■ **Work instruction**
In the data below, find each line carrying the string "logo" and copy it out.

--- START ---

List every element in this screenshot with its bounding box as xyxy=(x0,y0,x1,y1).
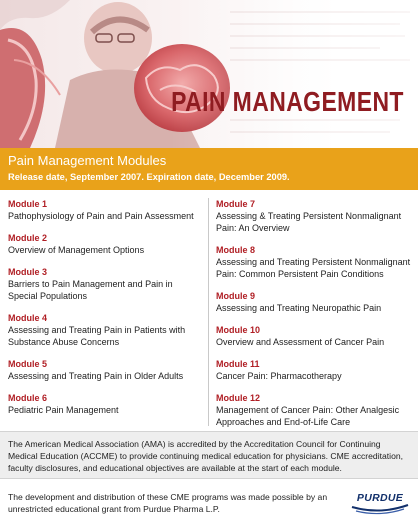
module-title[interactable]: Management of Cancer Pain: Other Analgesic Approaches and End-of-Life Care xyxy=(216,405,400,427)
module-item[interactable] xyxy=(216,358,412,382)
module-item[interactable] xyxy=(8,232,204,256)
modules-header xyxy=(0,148,418,190)
accreditation-statement: The American Medical Association (AMA) is accredited by the Accreditation Council for Continuing Medical Education (ACCME) to provide continuing medical education for physicians. CME accreditation, faculty disclosures, and educational objectives are available at the start of each module. xyxy=(0,431,418,479)
module-number[interactable]: Module 9 xyxy=(216,291,256,301)
module-number[interactable]: Module 2 xyxy=(8,233,48,243)
footer xyxy=(0,480,418,525)
purdue-logo xyxy=(350,492,410,516)
module-title[interactable]: Pediatric Pain Management xyxy=(8,405,119,415)
module-number[interactable]: Module 8 xyxy=(216,245,256,255)
module-number[interactable]: Module 6 xyxy=(8,393,48,403)
module-item[interactable] xyxy=(8,198,204,222)
module-column-right xyxy=(216,198,412,438)
module-number[interactable]: Module 11 xyxy=(216,359,260,369)
module-number[interactable]: Module 5 xyxy=(8,359,48,369)
hero-banner xyxy=(0,0,418,148)
module-title[interactable]: Cancer Pain: Pharmacotherapy xyxy=(216,371,342,381)
module-title[interactable]: Assessing and Treating Persistent Nonmalignant Pain: Common Persistent Pain Conditions xyxy=(216,257,411,279)
module-item[interactable] xyxy=(8,358,204,382)
hero-title: PAIN MANAGEMENT xyxy=(171,86,404,117)
module-list xyxy=(0,190,418,430)
module-item[interactable] xyxy=(8,392,204,416)
module-title[interactable]: Assessing and Treating Neuropathic Pain xyxy=(216,303,382,313)
module-item[interactable] xyxy=(8,312,204,348)
module-title[interactable]: Barriers to Pain Management and Pain in Special Populations xyxy=(8,279,173,301)
grant-statement: The development and distribution of these CME programs was made possible by an unrestricted educational grant from Purdue Pharma L.P. xyxy=(8,492,328,514)
module-number[interactable]: Module 7 xyxy=(216,199,256,209)
module-item[interactable] xyxy=(216,198,412,234)
module-title[interactable]: Pathophysiology of Pain and Pain Assessment xyxy=(8,211,194,221)
module-number[interactable]: Module 12 xyxy=(216,393,261,403)
module-number[interactable]: Module 1 xyxy=(8,199,48,209)
module-title[interactable]: Overview and Assessment of Cancer Pain xyxy=(216,337,385,347)
purdue-logo-text: PURDUE xyxy=(356,492,404,504)
module-item[interactable] xyxy=(216,324,412,348)
module-title[interactable]: Assessing & Treating Persistent Nonmalignant Pain: An Overview xyxy=(216,211,402,233)
column-divider xyxy=(208,198,209,426)
logo-swoosh-icon xyxy=(350,503,410,515)
module-column-left xyxy=(8,198,204,426)
module-title[interactable]: Assessing and Treating Pain in Older Adults xyxy=(8,371,184,381)
module-title[interactable]: Overview of Management Options xyxy=(8,245,145,255)
module-item[interactable] xyxy=(216,244,412,280)
module-title[interactable]: Assessing and Treating Pain in Patients with Substance Abuse Concerns xyxy=(8,325,186,347)
module-number[interactable]: Module 10 xyxy=(216,325,261,335)
module-item[interactable] xyxy=(8,266,204,302)
page-title: Pain Management Modules xyxy=(8,153,167,168)
module-item[interactable] xyxy=(216,392,412,428)
release-dates: Release date, September 2007. Expiration date, December 2009. xyxy=(8,172,290,182)
module-item[interactable] xyxy=(216,290,412,314)
module-number[interactable]: Module 3 xyxy=(8,267,48,277)
hero-illustration xyxy=(0,0,418,148)
module-number[interactable]: Module 4 xyxy=(8,313,48,323)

--- END ---

■ **Exercise answer**
purdue-logo xyxy=(350,492,410,516)
purdue-logo-text: PURDUE xyxy=(356,492,404,504)
logo-swoosh-icon xyxy=(350,503,410,515)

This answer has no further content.